> _Fragmento para leer_

A través de los nuevos libros de texto de la SEP, la ideología de género entra en las aulas mexicanas. Bajo el discurso de la inclusión, el Estado sustituye la experiencia del cuerpo por la gramática del discurso y convierte la educación en un experimento ideológico.

La Nueva Escuela Mexicana enseña a “nombrar” antes que a sentir, sustituyendo la experiencia del cuerpo por la gramática del discurso.

Bajo la luz artificial del progreso, el alma infantil se vuelve materia pedagógica. Esa luz no ilumina: modela.

No enseña a mirar el mundo, sino a desconfiar del cuerpo.

La revolución ya no ocurre en las calles, sino en los cuadernos: allí donde la escuela sustituye la experiencia por el discurso.

Antes la pedagogía enseñaba a leer el lenguaje; ahora enseña a reescribirse a uno mismo.

A declararse “otro” antes de saber quién se es.

Los nuevos materiales escolares de la SEP hablan de “identidad de género” como si el cuerpo fuera una hipótesis y no un hecho.

“Las niñas, niños y adolescentes deben aprender que su identidad no depende del sexo asignado al nacer”, afirman.

¿En qué momento sus creencias se convirtieron en ley?

Ya no se enseña a conocer el cuerpo, sino a declararlo.

El verbo reemplazó la carne.

La escuela, ese antiguo refugio del conocimiento, ahora se comporta como laboratorio de percepciones.

Convierte la duda en método de formación emocional y ofrece al niño un catálogo de identidades como si fuera una tienda de disfraces.

Decirle a un niño que puede ser lo que quiera suena amable, pero también es un modo de romperle el vínculo con la realidad.

El cuerpo, que antes enseñaba sus propios límites, se vuelve un error que hay que corregir con palabras.

¿En qué momento se les preguntó a los padres cómo querían que se educara a sus hijos?

El Estado parece haber decidido, sin consulta, que los cuerpos infantiles son terreno de experimentación ideológica.

Una cosa es enseñar biología —los procesos vitales, la anatomía, la reproducción— y otra muy distinta es traspasar la frontera del hecho para imponer una creencia.

> _Registros dados_

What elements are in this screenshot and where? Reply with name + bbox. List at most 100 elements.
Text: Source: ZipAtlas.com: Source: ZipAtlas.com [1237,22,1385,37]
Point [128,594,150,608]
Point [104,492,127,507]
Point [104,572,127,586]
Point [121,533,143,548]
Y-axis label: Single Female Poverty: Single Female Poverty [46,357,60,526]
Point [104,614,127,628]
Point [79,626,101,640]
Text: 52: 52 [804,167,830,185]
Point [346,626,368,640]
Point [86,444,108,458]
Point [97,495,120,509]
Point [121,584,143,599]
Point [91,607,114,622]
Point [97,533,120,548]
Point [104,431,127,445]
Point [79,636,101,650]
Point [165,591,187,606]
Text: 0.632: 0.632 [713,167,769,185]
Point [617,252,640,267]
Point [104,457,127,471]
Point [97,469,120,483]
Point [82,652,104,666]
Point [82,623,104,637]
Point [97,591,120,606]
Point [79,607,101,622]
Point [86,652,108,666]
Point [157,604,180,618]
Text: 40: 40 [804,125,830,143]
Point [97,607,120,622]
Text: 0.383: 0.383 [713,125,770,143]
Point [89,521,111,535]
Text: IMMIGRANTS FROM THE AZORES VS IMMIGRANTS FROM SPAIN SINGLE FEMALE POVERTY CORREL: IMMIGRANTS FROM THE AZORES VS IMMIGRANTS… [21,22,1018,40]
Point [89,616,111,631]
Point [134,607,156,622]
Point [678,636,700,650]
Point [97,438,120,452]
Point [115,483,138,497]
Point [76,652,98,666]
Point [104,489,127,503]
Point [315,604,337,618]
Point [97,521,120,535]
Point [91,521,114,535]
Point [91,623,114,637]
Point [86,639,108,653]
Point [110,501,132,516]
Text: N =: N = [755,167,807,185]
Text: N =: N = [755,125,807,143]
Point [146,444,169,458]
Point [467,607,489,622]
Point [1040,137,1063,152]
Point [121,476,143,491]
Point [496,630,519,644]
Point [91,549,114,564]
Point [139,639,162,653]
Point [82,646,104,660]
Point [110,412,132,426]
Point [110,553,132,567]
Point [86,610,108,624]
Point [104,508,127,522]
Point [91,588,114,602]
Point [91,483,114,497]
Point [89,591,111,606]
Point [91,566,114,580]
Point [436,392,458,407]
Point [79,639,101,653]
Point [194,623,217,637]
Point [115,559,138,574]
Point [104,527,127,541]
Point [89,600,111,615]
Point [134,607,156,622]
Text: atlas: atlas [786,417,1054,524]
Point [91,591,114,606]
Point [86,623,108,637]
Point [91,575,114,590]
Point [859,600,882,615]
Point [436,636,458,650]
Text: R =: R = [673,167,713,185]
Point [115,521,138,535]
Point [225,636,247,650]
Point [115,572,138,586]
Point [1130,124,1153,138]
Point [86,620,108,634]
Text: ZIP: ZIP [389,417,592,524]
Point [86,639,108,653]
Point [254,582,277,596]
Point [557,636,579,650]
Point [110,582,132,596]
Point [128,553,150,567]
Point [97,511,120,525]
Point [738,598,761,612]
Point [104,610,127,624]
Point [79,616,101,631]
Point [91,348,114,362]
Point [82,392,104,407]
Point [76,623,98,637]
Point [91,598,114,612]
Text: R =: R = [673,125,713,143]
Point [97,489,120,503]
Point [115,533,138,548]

> _Ejercicios_
1 – Transcribe sin cambios la parte del fragmento que empieza con las palabras «El cuerpo, que» y termina con «imponer una creencia.».
2 – Pasa al inglés esta oración del fragmento: «Antes la pedagogía enseñaba a leer el lenguaje; ahora enseña a reescribirse a uno mismo.»

> _Respuestas_
1 –
El cuerpo, que antes enseñaba sus propios límites, se vuelve un error que hay que corregir con palabras.

¿En qué momento se les preguntó a los padres cómo querían que se educara a sus hijos?

El Estado parece haber decidido, sin consulta, que los cuerpos infantiles son terreno de experimentación ideológica.

Una cosa es enseñar biología —los procesos vitales, la anatomía, la reproducción— y otra muy distinta es traspasar la frontera del hecho para imponer una creencia.

2 – Pedagogy used to teach how to read language; now it teaches how to rewrite oneself.